--- Begin ---
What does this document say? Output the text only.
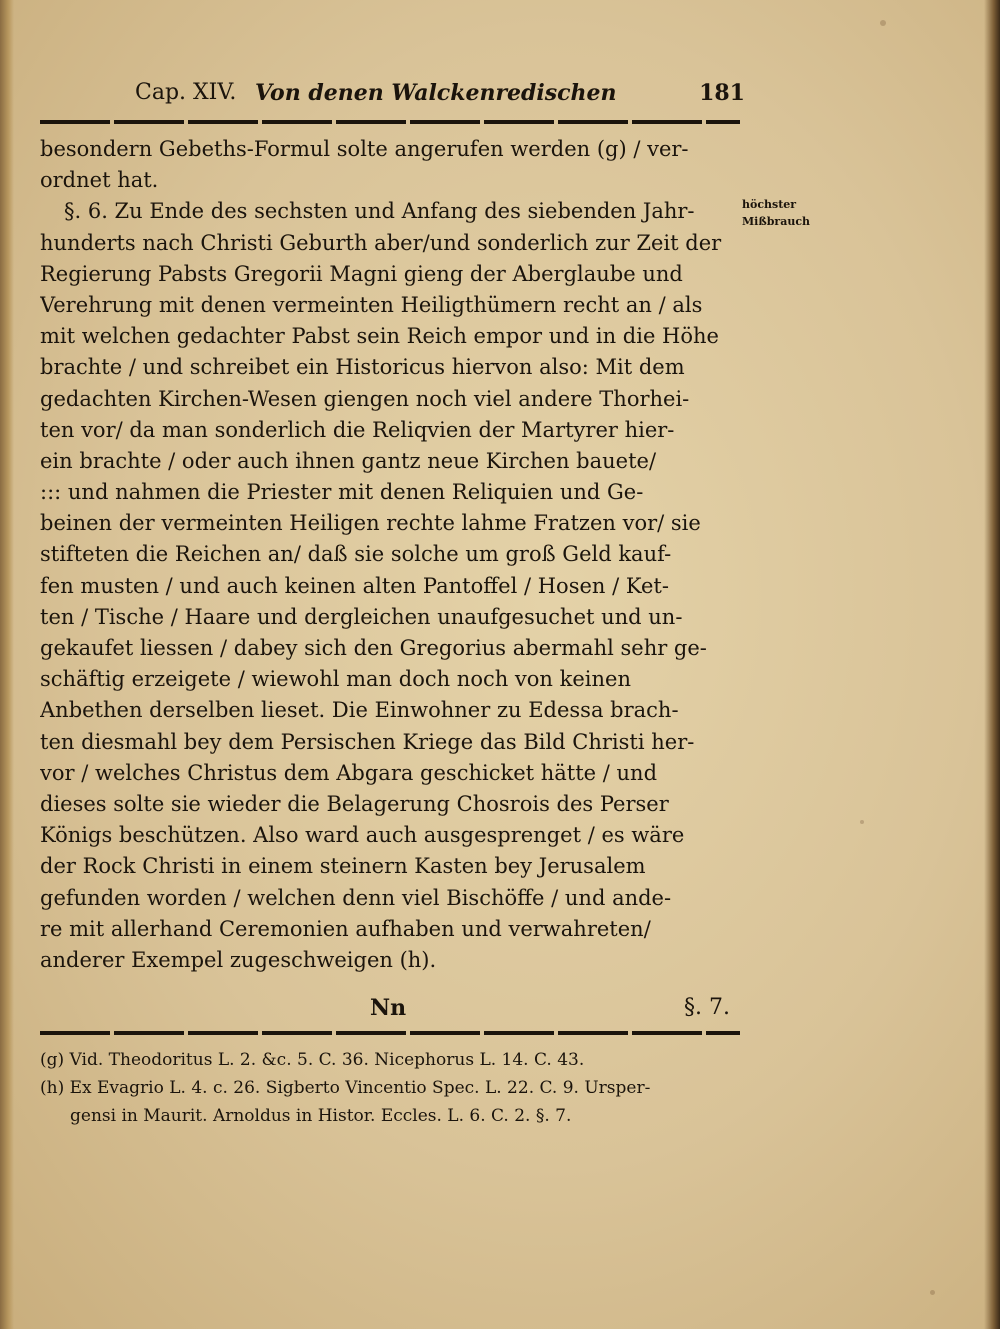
Cap. XIV. Von denen Walckenredischen	181
besondern Gebeths-Formul solte angerufen werden (g) / ver-
ordnet hat.
§. 6. Zu Ende des sechsten und Anfang des siebenden Jahr-
hunderts nach Christi Geburth aber/und sonderlich zur Zeit der
Regierung Pabsts Gregorii Magni gieng der Aberglaube und
Verehrung mit denen vermeinten Heiligthümern recht an / als
mit welchen gedachter Pabst sein Reich empor und in die Höhe
brachte / und schreibet ein Historicus hiervon also: Mit dem
gedachten Kirchen-Wesen giengen noch viel andere Thorhei-
ten vor/ da man sonderlich die Reliqvien der Martyrer hier-
ein brachte / oder auch ihnen gantz neue Kirchen bauete/
::: und nahmen die Priester mit denen Reliquien und Ge-
beinen der vermeinten Heiligen rechte lahme Fratzen vor/ sie
stifteten die Reichen an/ daß sie solche um groß Geld kauf-
fen musten / und auch keinen alten Pantoffel / Hosen / Ket-
ten / Tische / Haare und dergleichen unaufgesuchet und un-
gekaufet liessen / dabey sich den Gregorius abermahl sehr ge-
schäftig erzeigete / wiewohl man doch noch von keinen
Anbethen derselben lieset. Die Einwohner zu Edessa brach-
ten diesmahl bey dem Persischen Kriege das Bild Christi her-
vor / welches Christus dem Abgara geschicket hätte / und
dieses solte sie wieder die Belagerung Chosrois des Perser
Königs beschützen. Also ward auch ausgesprenget / es wäre
der Rock Christi in einem steinern Kasten bey Jerusalem
gefunden worden / welchen denn viel Bischöffe / und ande-
re mit allerhand Ceremonien aufhaben und verwahreten/
anderer Exempel zugeschweigen (h).
höchster
Mißbrauch
Nn	§. 7.
(g) Vid. Theodoritus L. 2. &c. 5. C. 36. Nicephorus L. 14. C. 43.
(h) Ex Evagrio L. 4. c. 26. Sigberto Vincentio Spec. L. 22. C. 9. Ursper-
gensi in Maurit. Arnoldus in Histor. Eccles. L. 6. C. 2. §. 7.
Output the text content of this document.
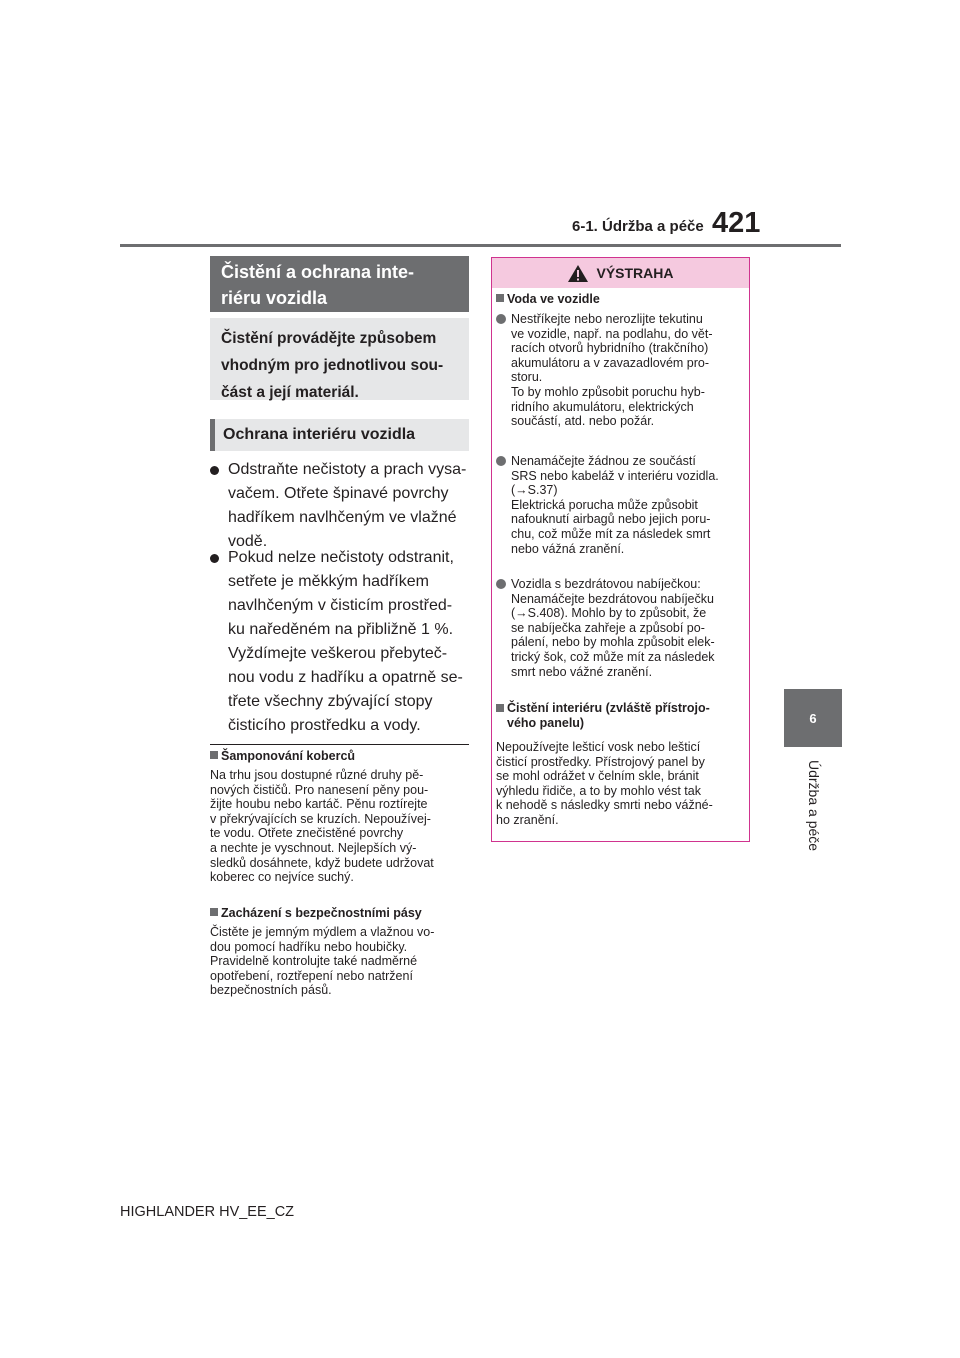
6-1. Údržba a péče 421
6
Údržba a péče
Čistění a ochrana inte-
riéru vozidla
Čistění provádějte způsobem vhodným pro jednotlivou sou-část a její materiál.
Ochrana interiéru vozidla
Odstraňte nečistoty a prach vysa-
vačem. Otřete špinavé povrchy
hadříkem navlhčeným ve vlažné
vodě.
Pokud nelze nečistoty odstranit,
setřete je měkkým hadříkem
navlhčeným v čisticím prostřed-
ku naředěném na přibližně 1 %.
Vyždímejte veškerou přebyteč-
nou vodu z hadříku a opatrně se-
třete všechny zbývající stopy
čisticího prostředku a vody.
Šamponování koberců
Na trhu jsou dostupné různé druhy pě-
nových čističů. Pro nanesení pěny pou-
žijte houbu nebo kartáč. Pěnu roztírejte
v překrývajících se kruzích. Nepoužívej-
te vodu. Otřete znečistěné povrchy
a nechte je vyschnout. Nejlepších vý-
sledků dosáhnete, když budete udržovat
koberec co nejvíce suchý.
Zacházení s bezpečnostními pásy
Čistěte je jemným mýdlem a vlažnou vo-
dou pomocí hadříku nebo houbičky.
Pravidelně kontrolujte také nadměrné
opotřebení, roztřepení nebo natržení
bezpečnostních pásů.
VÝSTRAHA
Voda ve vozidle
Nestříkejte nebo nerozlijte tekutinu
ve vozidle, např. na podlahu, do vět-
racích otvorů hybridního (trakčního)
akumulátoru a v zavazadlovém pro-
storu.
To by mohlo způsobit poruchu hyb-
ridního akumulátoru, elektrických
součástí, atd. nebo požár.
Nenamáčejte žádnou ze součástí
SRS nebo kabeláž v interiéru vozidla.
(→S.37)
Elektrická porucha může způsobit
nafouknutí airbagů nebo jejich poru-
chu, což může mít za následek smrt
nebo vážná zranění.
Vozidla s bezdrátovou nabíječkou:
Nenamáčejte bezdrátovou nabíječku
(→S.408). Mohlo by to způsobit, že
se nabíječka zahřeje a způsobí po-
pálení, nebo by mohla způsobit elek-
trický šok, což může mít za následek
smrt nebo vážné zranění.
Čistění interiéru (zvláště přístrojo-
vého panelu)
Nepoužívejte lešticí vosk nebo lešticí
čisticí prostředky. Přístrojový panel by
se mohl odrážet v čelním skle, bránit
výhledu řidiče, a to by mohlo vést tak
k nehodě s následky smrti nebo vážné-
ho zranění.
HIGHLANDER HV_EE_CZ
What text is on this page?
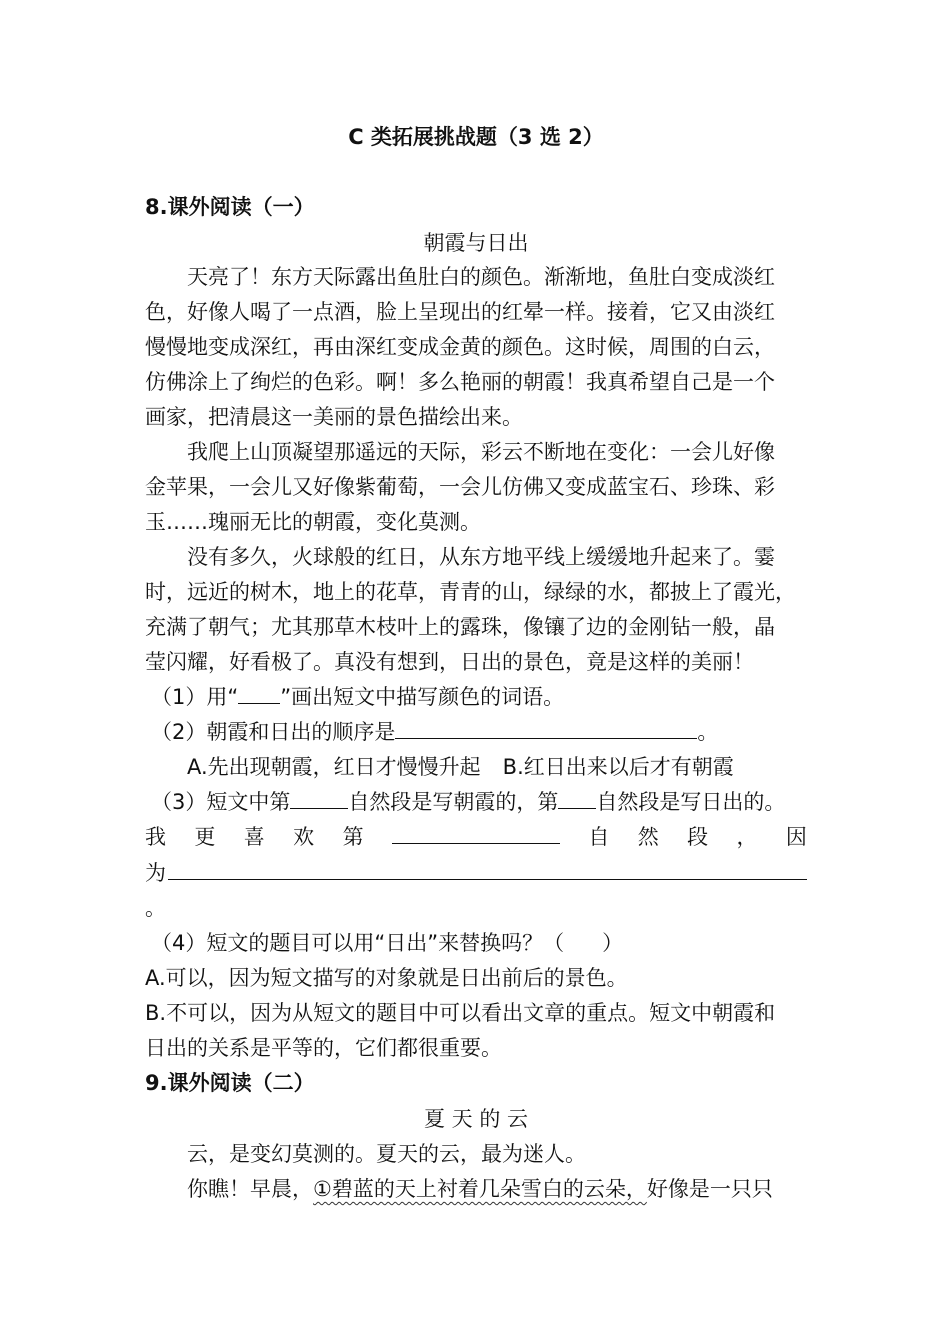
C 类拓展挑战题（3 选 2）
8.课外阅读（一）
朝霞与日出
天亮了！东方天际露出鱼肚白的颜色。渐渐地，鱼肚白变成淡红
色，好像人喝了一点酒，脸上呈现出的红晕一样。接着，它又由淡红
慢慢地变成深红，再由深红变成金黄的颜色。这时候，周围的白云，
仿佛涂上了绚烂的色彩。啊！多么艳丽的朝霞！我真希望自己是一个
画家，把清晨这一美丽的景色描绘出来。
我爬上山顶凝望那遥远的天际，彩云不断地在变化：一会儿好像
金苹果，一会儿又好像紫葡萄，一会儿仿佛又变成蓝宝石、珍珠、彩
玉……瑰丽无比的朝霞，变化莫测。
没有多久，火球般的红日，从东方地平线上缓缓地升起来了。霎
时，远近的树木，地上的花草，青青的山，绿绿的水，都披上了霞光，
充满了朝气；尤其那草木枝叶上的露珠，像镶了边的金刚钻一般，晶
莹闪耀，好看极了。真没有想到，日出的景色，竟是这样的美丽！
（1）用“ ”画出短文中描写颜色的词语。
（2）朝霞和日出的顺序是	。
A.先出现朝霞，红日才慢慢升起 B.红日出来以后才有朝霞
（3）短文中第	自然段是写朝霞的，第 自然段是写日出的。
我 更 喜 欢 第	自 然 段 ， 因
为
。
（4）短文的题目可以用“日出”来替换吗？（ ）
A.可以，因为短文描写的对象就是日出前后的景色。
B.不可以，因为从短文的题目中可以看出文章的重点。短文中朝霞和
日出的关系是平等的，它们都很重要。
9.课外阅读（二）
夏 天 的 云
云，是变幻莫测的。夏天的云，最为迷人。
你瞧！早晨，①碧蓝的天上衬着几朵雪白的云朵，好像是一只只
--- End ---
Where does the word "Otřete" appear in the listing? List each line that holds it.

Problem solution:
vačem. Otřete špinavé povrchy
te vodu. Otřete znečistěné povrchy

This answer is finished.